**Exercise brief**
In the listing below, find every line containing "Habitant" and copy it out.

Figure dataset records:
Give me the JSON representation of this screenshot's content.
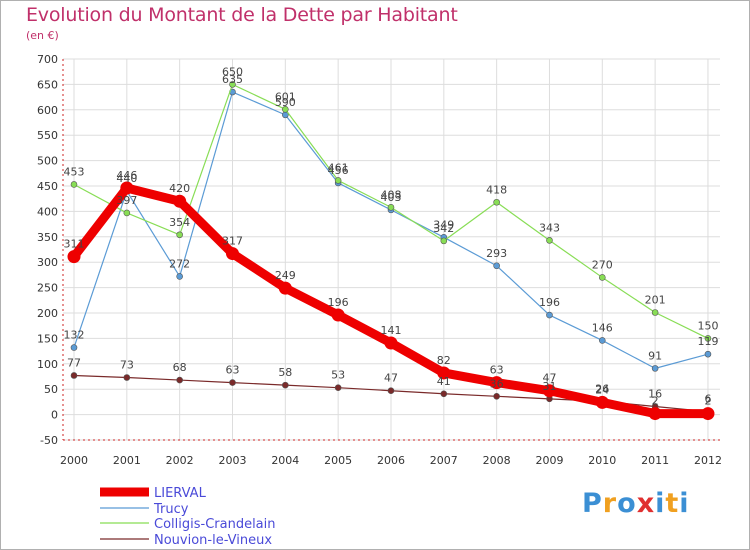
{
  "title": "Evolution du Montant de la Dette par Habitant",
  "subtitle": "(en €)",
  "logo": {
    "letters": [
      "P",
      "r",
      "o",
      "x",
      "i",
      "t",
      "i"
    ],
    "colors": [
      "#3b8fd4",
      "#f0a020",
      "#3b8fd4",
      "#e03030",
      "#3b8fd4",
      "#f0a020",
      "#3b8fd4"
    ]
  },
  "chart_data": {
    "type": "line",
    "title": "Evolution du Montant de la Dette par Habitant",
    "ylabel": "(en €)",
    "xlabel": "",
    "ylim": [
      -50,
      700
    ],
    "yticks": [
      -50,
      0,
      50,
      100,
      150,
      200,
      250,
      300,
      350,
      400,
      450,
      500,
      550,
      600,
      650,
      700
    ],
    "grid": true,
    "legend_position": "bottom-left",
    "x": [
      "2000",
      "2001",
      "2002",
      "2003",
      "2004",
      "2005",
      "2006",
      "2007",
      "2008",
      "2009",
      "2010",
      "2011",
      "2012"
    ],
    "series": [
      {
        "name": "LIERVAL",
        "color": "#ee0000",
        "values": [
          311,
          446,
          420,
          317,
          249,
          196,
          141,
          82,
          63,
          47,
          24,
          2,
          2
        ],
        "labels": [
          "311",
          "446",
          "420",
          "317",
          "249",
          "196",
          "141",
          "82",
          "63",
          "47",
          "24",
          "2",
          "2"
        ]
      },
      {
        "name": "Trucy",
        "color": "#5b9bd5",
        "values": [
          132,
          440,
          272,
          635,
          590,
          456,
          403,
          349,
          293,
          196,
          146,
          91,
          119
        ],
        "labels": [
          "132",
          "440",
          "272",
          "635",
          "590",
          "456",
          "403",
          "349",
          "293",
          "196",
          "146",
          "91",
          "119"
        ]
      },
      {
        "name": "Colligis-Crandelain",
        "color": "#88dd55",
        "values": [
          453,
          397,
          354,
          650,
          601,
          461,
          408,
          342,
          418,
          343,
          270,
          201,
          150
        ],
        "labels": [
          "453",
          "397",
          "354",
          "650",
          "601",
          "461",
          "408",
          "342",
          "418",
          "343",
          "270",
          "201",
          "150"
        ]
      },
      {
        "name": "Nouvion-le-Vineux",
        "color": "#7a2a2a",
        "values": [
          77,
          73,
          68,
          63,
          58,
          53,
          47,
          41,
          36,
          31,
          26,
          16,
          6
        ],
        "labels": [
          "77",
          "73",
          "68",
          "63",
          "58",
          "53",
          "47",
          "41",
          "36",
          "31",
          "26",
          "16",
          "6"
        ]
      }
    ]
  }
}
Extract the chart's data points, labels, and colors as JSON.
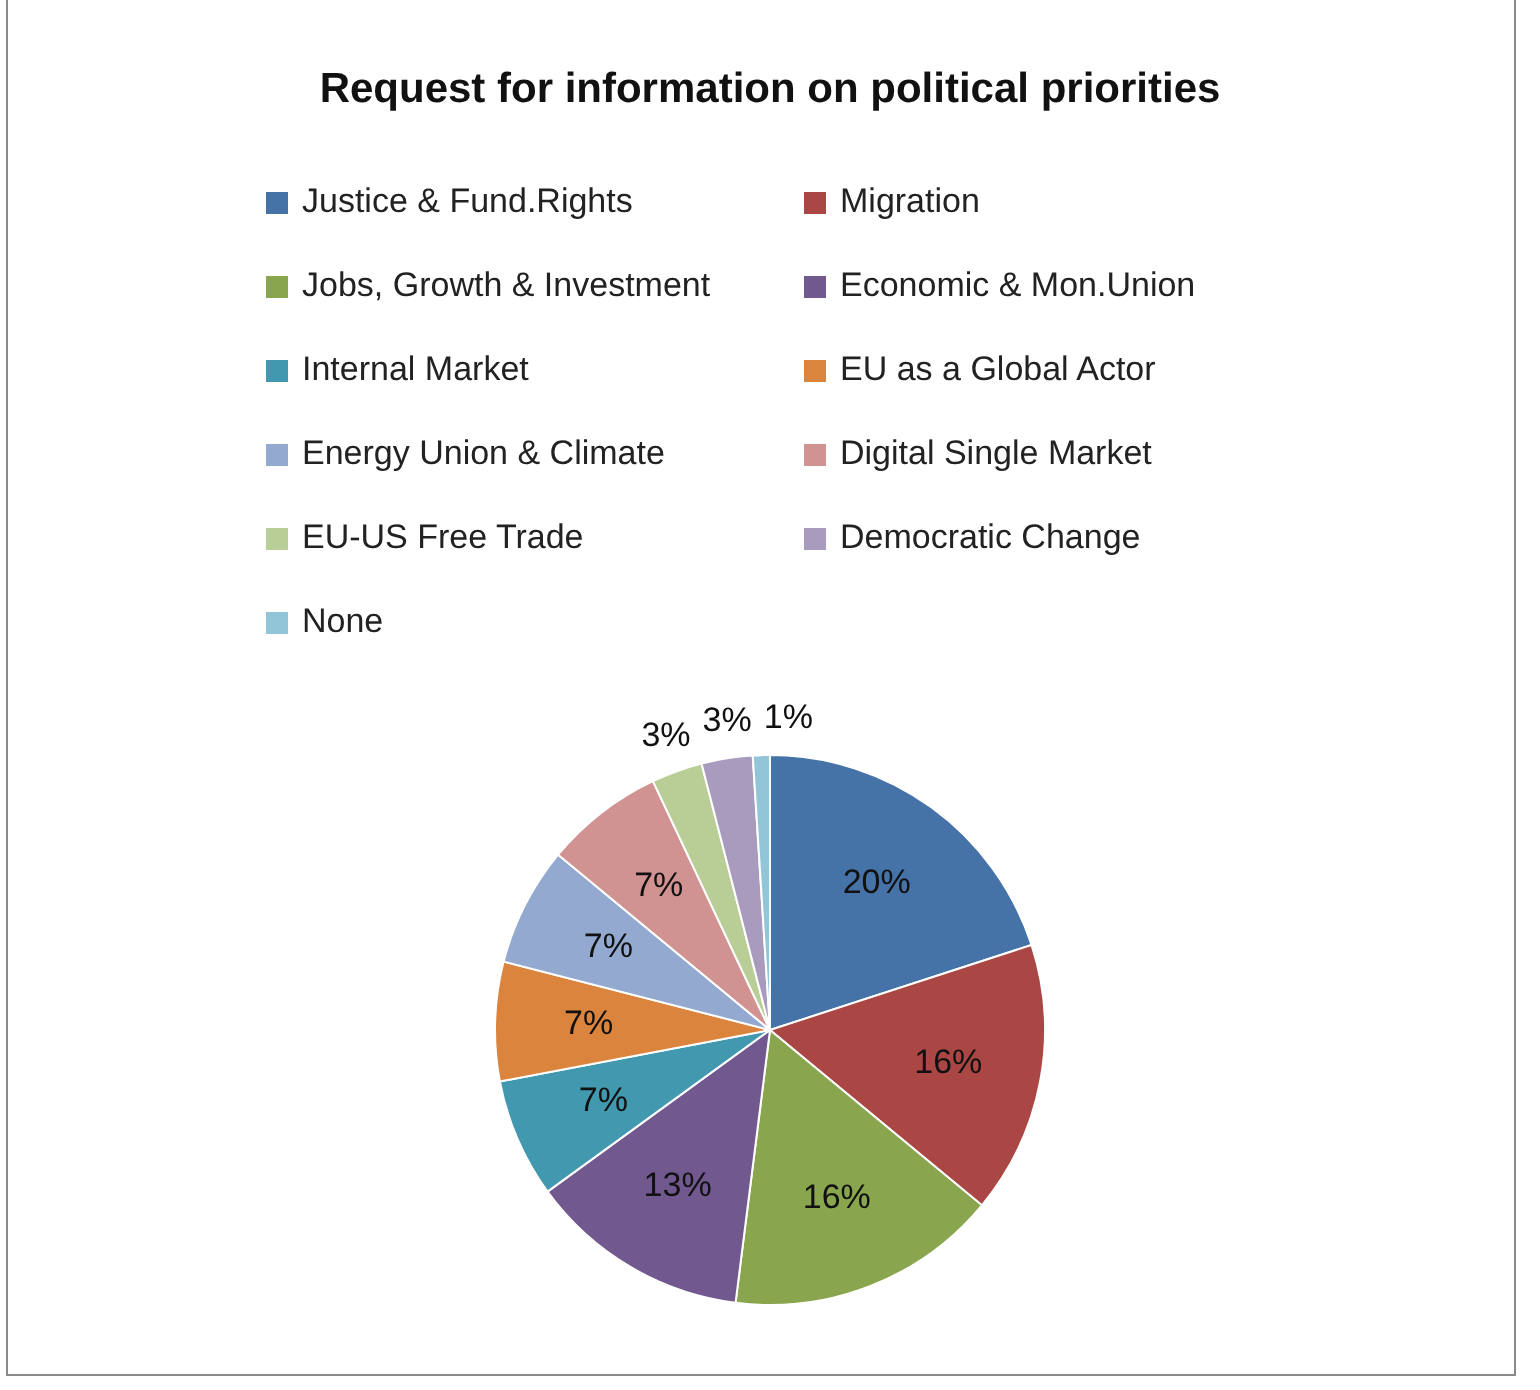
{
  "chart_data": {
    "type": "pie",
    "title": "Request for information on political priorities",
    "categories": [
      "Justice & Fund.Rights",
      "Migration",
      "Jobs, Growth & Investment",
      "Economic & Mon.Union",
      "Internal Market",
      "EU as a Global Actor",
      "Energy Union & Climate",
      "Digital Single Market",
      "EU-US Free Trade",
      "Democratic Change",
      "None"
    ],
    "values": [
      20,
      16,
      16,
      13,
      7,
      7,
      7,
      7,
      3,
      3,
      1
    ],
    "colors": [
      "#4572a7",
      "#aa4643",
      "#89a54e",
      "#71588f",
      "#4198af",
      "#db843d",
      "#93a9cf",
      "#d19392",
      "#b9cd96",
      "#a99bbd",
      "#92c5d8"
    ],
    "value_labels": [
      "20%",
      "16%",
      "16%",
      "13%",
      "7%",
      "7%",
      "7%",
      "7%",
      "3%",
      "3%",
      "1%"
    ],
    "legend": "top"
  }
}
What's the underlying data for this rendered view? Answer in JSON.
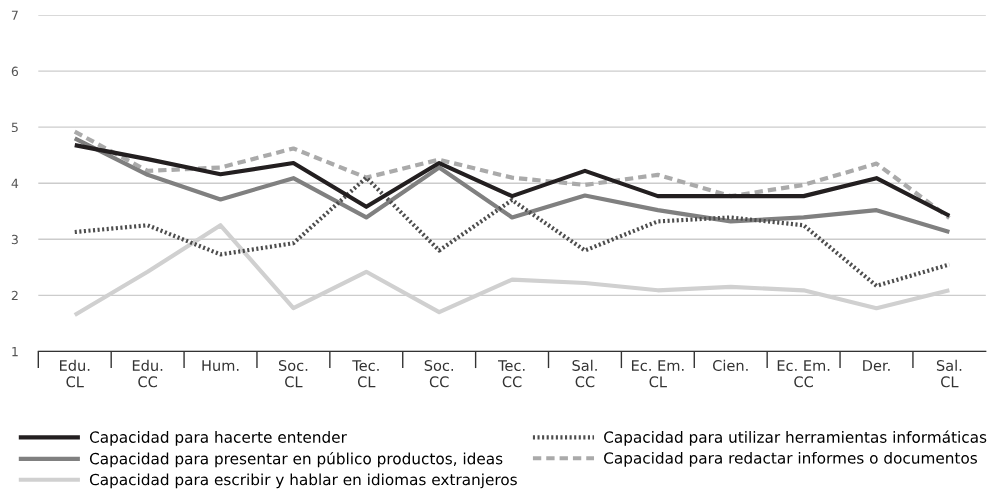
{
  "chart_data": {
    "type": "line",
    "categories": [
      "Edu.\nCL",
      "Edu.\nCC",
      "Hum.",
      "Soc.\nCL",
      "Tec.\nCL",
      "Soc.\nCC",
      "Tec.\nCC",
      "Sal.\nCC",
      "Ec. Em.\nCL",
      "Cien.",
      "Ec. Em.\nCC",
      "Der.",
      "Sal.\nCL"
    ],
    "series": [
      {
        "name": "Capacidad para hacerte entender",
        "color": "#231f20",
        "line_style": "solid",
        "values": [
          4.68,
          4.43,
          4.16,
          4.36,
          3.58,
          4.36,
          3.77,
          4.22,
          3.77,
          3.77,
          3.77,
          4.09,
          3.42
        ]
      },
      {
        "name": "Capacidad para utilizar herramientas informáticas",
        "color": "#4d4d4d",
        "line_style": "dotted",
        "values": [
          3.13,
          3.25,
          2.73,
          2.93,
          4.1,
          2.8,
          3.7,
          2.8,
          3.32,
          3.39,
          3.25,
          2.17,
          2.55
        ]
      },
      {
        "name": "Capacidad para presentar en público productos, ideas",
        "color": "#808080",
        "line_style": "solid",
        "values": [
          4.8,
          4.15,
          3.71,
          4.09,
          3.39,
          4.28,
          3.39,
          3.78,
          3.52,
          3.32,
          3.39,
          3.52,
          3.13
        ]
      },
      {
        "name": "Capacidad para redactar informes o documentos",
        "color": "#aaaaaa",
        "line_style": "dashed",
        "values": [
          4.92,
          4.22,
          4.28,
          4.62,
          4.1,
          4.42,
          4.1,
          3.97,
          4.15,
          3.77,
          3.97,
          4.35,
          3.38
        ]
      },
      {
        "name": "Capacidad para escribir y hablar en idiomas extranjeros",
        "color": "#d0d0d0",
        "line_style": "solid",
        "values": [
          1.65,
          2.42,
          3.25,
          1.77,
          2.42,
          1.7,
          2.28,
          2.22,
          2.09,
          2.15,
          2.09,
          1.77,
          2.09
        ]
      }
    ],
    "ylim": [
      1,
      7
    ],
    "yticks": [
      1,
      2,
      3,
      4,
      5,
      6,
      7
    ],
    "grid": "y",
    "legend": "bottom",
    "marker": "none"
  }
}
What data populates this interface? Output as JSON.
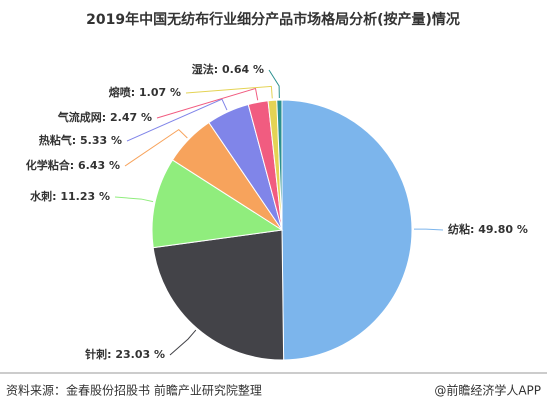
{
  "chart_data": {
    "type": "pie",
    "title": "2019年中国无纺布行业细分产品市场格局分析(按产量)情况",
    "values": [
      49.8,
      23.03,
      11.23,
      6.43,
      5.33,
      2.47,
      1.07,
      0.64
    ],
    "value_labels": [
      "纺粘: 49.80 %",
      "针刺: 23.03 %",
      "水刺: 11.23 %",
      "化学粘合: 6.43 %",
      "热粘气: 5.33 %",
      "气流成网: 2.47 %",
      "熔喷: 1.07 %",
      "湿法: 0.64 %"
    ],
    "colors": [
      "#7cb5ec",
      "#434348",
      "#90ed7d",
      "#f7a35c",
      "#8085e9",
      "#f15c80",
      "#e4d354",
      "#2b908f"
    ],
    "source": "资料来源：金春股份招股书 前瞻产业研究院整理",
    "credit": "@前瞻经济学人APP"
  }
}
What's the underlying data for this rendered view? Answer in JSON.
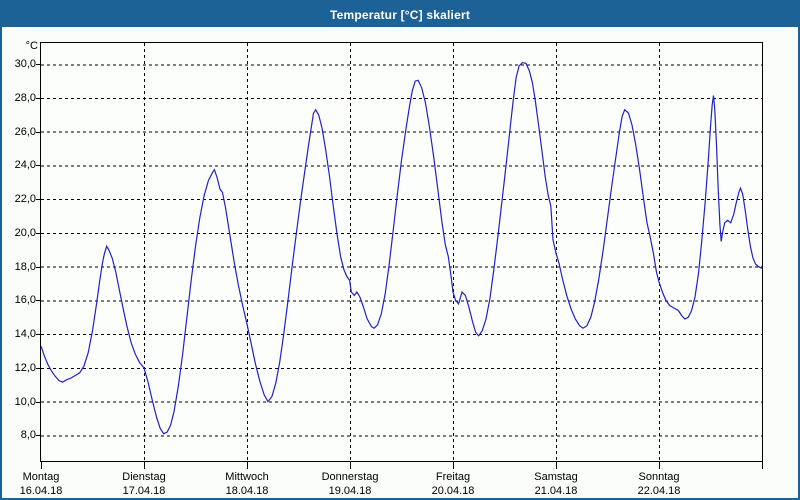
{
  "window": {
    "title": "Temperatur [°C] skaliert"
  },
  "colors": {
    "titlebar": "#1d6296",
    "window_border": "#1d6296",
    "line": "#2121c4",
    "grid": "#000000",
    "background": "#fbfdfa"
  },
  "chart_data": {
    "type": "line",
    "title": "Temperatur [°C] skaliert",
    "y_unit_label": "°C",
    "ylabel": "Temperatur [°C]",
    "xlabel": "",
    "grid": true,
    "legend_position": "none",
    "ylim": [
      6.48,
      31.26
    ],
    "yticks": [
      8,
      10,
      12,
      14,
      16,
      18,
      20,
      22,
      24,
      26,
      28,
      30
    ],
    "ytick_labels": [
      "8,0",
      "10,0",
      "12,0",
      "14,0",
      "16,0",
      "18,0",
      "20,0",
      "22,0",
      "24,0",
      "26,0",
      "28,0",
      "30,0"
    ],
    "x_hours_total": 168,
    "hours_per_day": 24,
    "x_days": [
      {
        "name": "Montag",
        "date": "16.04.18"
      },
      {
        "name": "Dienstag",
        "date": "17.04.18"
      },
      {
        "name": "Mittwoch",
        "date": "18.04.18"
      },
      {
        "name": "Donnerstag",
        "date": "19.04.18"
      },
      {
        "name": "Freitag",
        "date": "20.04.18"
      },
      {
        "name": "Samstag",
        "date": "21.04.18"
      },
      {
        "name": "Sonntag",
        "date": "22.04.18"
      }
    ],
    "series": [
      {
        "name": "Temperatur",
        "unit": "°C",
        "color": "#2121c4",
        "points": [
          [
            0,
            13.3
          ],
          [
            0.8,
            12.7
          ],
          [
            1.6,
            12.2
          ],
          [
            2.5,
            11.8
          ],
          [
            3.3,
            11.5
          ],
          [
            4.2,
            11.25
          ],
          [
            5,
            11.15
          ],
          [
            6,
            11.3
          ],
          [
            7,
            11.4
          ],
          [
            8,
            11.55
          ],
          [
            9,
            11.7
          ],
          [
            10,
            12.1
          ],
          [
            11,
            12.9
          ],
          [
            12,
            14.2
          ],
          [
            13,
            15.9
          ],
          [
            13.7,
            17.2
          ],
          [
            14.3,
            18.2
          ],
          [
            14.8,
            18.8
          ],
          [
            15.3,
            19.2
          ],
          [
            15.9,
            18.95
          ],
          [
            16.6,
            18.5
          ],
          [
            17.4,
            17.7
          ],
          [
            18.2,
            16.7
          ],
          [
            19,
            15.7
          ],
          [
            20,
            14.5
          ],
          [
            21,
            13.5
          ],
          [
            22,
            12.8
          ],
          [
            23,
            12.3
          ],
          [
            24,
            12.0
          ],
          [
            25,
            11.1
          ],
          [
            26,
            10.0
          ],
          [
            27,
            9.0
          ],
          [
            27.8,
            8.4
          ],
          [
            28.6,
            8.1
          ],
          [
            29.4,
            8.2
          ],
          [
            30.2,
            8.6
          ],
          [
            31,
            9.4
          ],
          [
            32,
            10.9
          ],
          [
            33,
            12.8
          ],
          [
            34,
            15.0
          ],
          [
            35,
            17.2
          ],
          [
            36,
            19.2
          ],
          [
            37,
            20.9
          ],
          [
            38,
            22.2
          ],
          [
            39,
            23.1
          ],
          [
            40,
            23.6
          ],
          [
            40.4,
            23.75
          ],
          [
            41,
            23.3
          ],
          [
            41.7,
            22.6
          ],
          [
            42.3,
            22.4
          ],
          [
            43,
            21.5
          ],
          [
            44,
            19.9
          ],
          [
            45,
            18.3
          ],
          [
            46,
            16.9
          ],
          [
            47,
            15.7
          ],
          [
            48,
            14.6
          ],
          [
            49,
            13.4
          ],
          [
            50,
            12.2
          ],
          [
            51,
            11.2
          ],
          [
            52,
            10.4
          ],
          [
            52.9,
            10.0
          ],
          [
            53.8,
            10.3
          ],
          [
            54.7,
            11.1
          ],
          [
            55.6,
            12.3
          ],
          [
            56.5,
            13.9
          ],
          [
            57.5,
            15.9
          ],
          [
            58.5,
            18.0
          ],
          [
            59.5,
            20.0
          ],
          [
            60.5,
            21.9
          ],
          [
            61.5,
            23.7
          ],
          [
            62.4,
            25.3
          ],
          [
            63,
            26.3
          ],
          [
            63.5,
            27.1
          ],
          [
            64,
            27.3
          ],
          [
            64.7,
            27.0
          ],
          [
            65.5,
            26.2
          ],
          [
            66.3,
            25.0
          ],
          [
            67.2,
            23.4
          ],
          [
            68,
            21.8
          ],
          [
            69,
            19.9
          ],
          [
            69.8,
            18.6
          ],
          [
            70.6,
            17.8
          ],
          [
            71.3,
            17.4
          ],
          [
            71.9,
            17.2
          ],
          [
            72.3,
            16.5
          ],
          [
            73,
            16.3
          ],
          [
            73.6,
            16.5
          ],
          [
            74.3,
            16.2
          ],
          [
            75,
            15.7
          ],
          [
            76,
            14.9
          ],
          [
            77,
            14.45
          ],
          [
            77.6,
            14.35
          ],
          [
            78.4,
            14.55
          ],
          [
            79.3,
            15.2
          ],
          [
            80.2,
            16.4
          ],
          [
            81.1,
            18.1
          ],
          [
            82,
            20.0
          ],
          [
            83,
            22.2
          ],
          [
            84,
            24.3
          ],
          [
            85,
            26.1
          ],
          [
            85.8,
            27.4
          ],
          [
            86.5,
            28.4
          ],
          [
            87.2,
            29.0
          ],
          [
            87.9,
            29.05
          ],
          [
            88.7,
            28.6
          ],
          [
            89.6,
            27.7
          ],
          [
            90.5,
            26.3
          ],
          [
            91.5,
            24.5
          ],
          [
            92.5,
            22.5
          ],
          [
            93.4,
            20.7
          ],
          [
            94.2,
            19.3
          ],
          [
            94.9,
            18.6
          ],
          [
            95.5,
            17.5
          ],
          [
            96,
            16.5
          ],
          [
            96.6,
            16.0
          ],
          [
            97.3,
            15.8
          ],
          [
            98.1,
            16.5
          ],
          [
            98.9,
            16.3
          ],
          [
            99.7,
            15.6
          ],
          [
            100.5,
            14.8
          ],
          [
            101.3,
            14.1
          ],
          [
            102,
            13.9
          ],
          [
            102.8,
            14.2
          ],
          [
            103.7,
            14.9
          ],
          [
            104.6,
            16.1
          ],
          [
            105.5,
            17.8
          ],
          [
            106.5,
            19.9
          ],
          [
            107.5,
            22.1
          ],
          [
            108.5,
            24.3
          ],
          [
            109.3,
            26.2
          ],
          [
            110,
            27.8
          ],
          [
            110.7,
            29.2
          ],
          [
            111.4,
            29.9
          ],
          [
            112.2,
            30.1
          ],
          [
            113,
            30.05
          ],
          [
            113.8,
            29.6
          ],
          [
            114.5,
            28.9
          ],
          [
            115.2,
            27.8
          ],
          [
            116,
            26.3
          ],
          [
            116.8,
            24.7
          ],
          [
            117.5,
            23.3
          ],
          [
            118.2,
            22.2
          ],
          [
            118.8,
            21.6
          ],
          [
            119.3,
            19.6
          ],
          [
            120,
            18.8
          ],
          [
            120.7,
            18.2
          ],
          [
            121.5,
            17.3
          ],
          [
            122.5,
            16.3
          ],
          [
            123.5,
            15.5
          ],
          [
            124.5,
            14.9
          ],
          [
            125.5,
            14.5
          ],
          [
            126.3,
            14.35
          ],
          [
            127.2,
            14.5
          ],
          [
            128.1,
            15.0
          ],
          [
            129,
            15.9
          ],
          [
            130,
            17.3
          ],
          [
            131,
            19.0
          ],
          [
            132,
            20.9
          ],
          [
            133,
            22.8
          ],
          [
            134,
            24.6
          ],
          [
            134.8,
            26.0
          ],
          [
            135.4,
            26.9
          ],
          [
            136,
            27.3
          ],
          [
            136.9,
            27.1
          ],
          [
            137.7,
            26.4
          ],
          [
            138.6,
            25.2
          ],
          [
            139.5,
            23.7
          ],
          [
            140.4,
            22.0
          ],
          [
            141.2,
            20.6
          ],
          [
            141.9,
            19.8
          ],
          [
            142.7,
            18.8
          ],
          [
            143.4,
            17.7
          ],
          [
            144,
            17.1
          ],
          [
            144.8,
            16.5
          ],
          [
            145.6,
            16.0
          ],
          [
            146.5,
            15.7
          ],
          [
            147.5,
            15.55
          ],
          [
            148.5,
            15.4
          ],
          [
            149.3,
            15.1
          ],
          [
            150,
            14.9
          ],
          [
            150.8,
            15.0
          ],
          [
            151.6,
            15.4
          ],
          [
            152.4,
            16.2
          ],
          [
            153.2,
            17.6
          ],
          [
            154,
            19.6
          ],
          [
            154.8,
            22.0
          ],
          [
            155.5,
            24.4
          ],
          [
            156,
            26.3
          ],
          [
            156.4,
            27.6
          ],
          [
            156.7,
            28.15
          ],
          [
            157,
            27.3
          ],
          [
            157.4,
            25.2
          ],
          [
            157.8,
            22.6
          ],
          [
            158.2,
            20.5
          ],
          [
            158.5,
            19.5
          ],
          [
            158.8,
            20.0
          ],
          [
            159.3,
            20.6
          ],
          [
            160,
            20.75
          ],
          [
            160.7,
            20.6
          ],
          [
            161.4,
            21.1
          ],
          [
            162,
            21.8
          ],
          [
            162.6,
            22.4
          ],
          [
            163,
            22.65
          ],
          [
            163.5,
            22.3
          ],
          [
            164.1,
            21.3
          ],
          [
            164.7,
            20.2
          ],
          [
            165.3,
            19.2
          ],
          [
            165.9,
            18.5
          ],
          [
            166.5,
            18.15
          ],
          [
            167.2,
            18.0
          ],
          [
            168,
            17.9
          ]
        ]
      }
    ]
  }
}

**Problem solution**
  "title": "Evolution du Montant de la Dette par Habitant",
    "title": "Evolution du Montant de la Dette par Habitant",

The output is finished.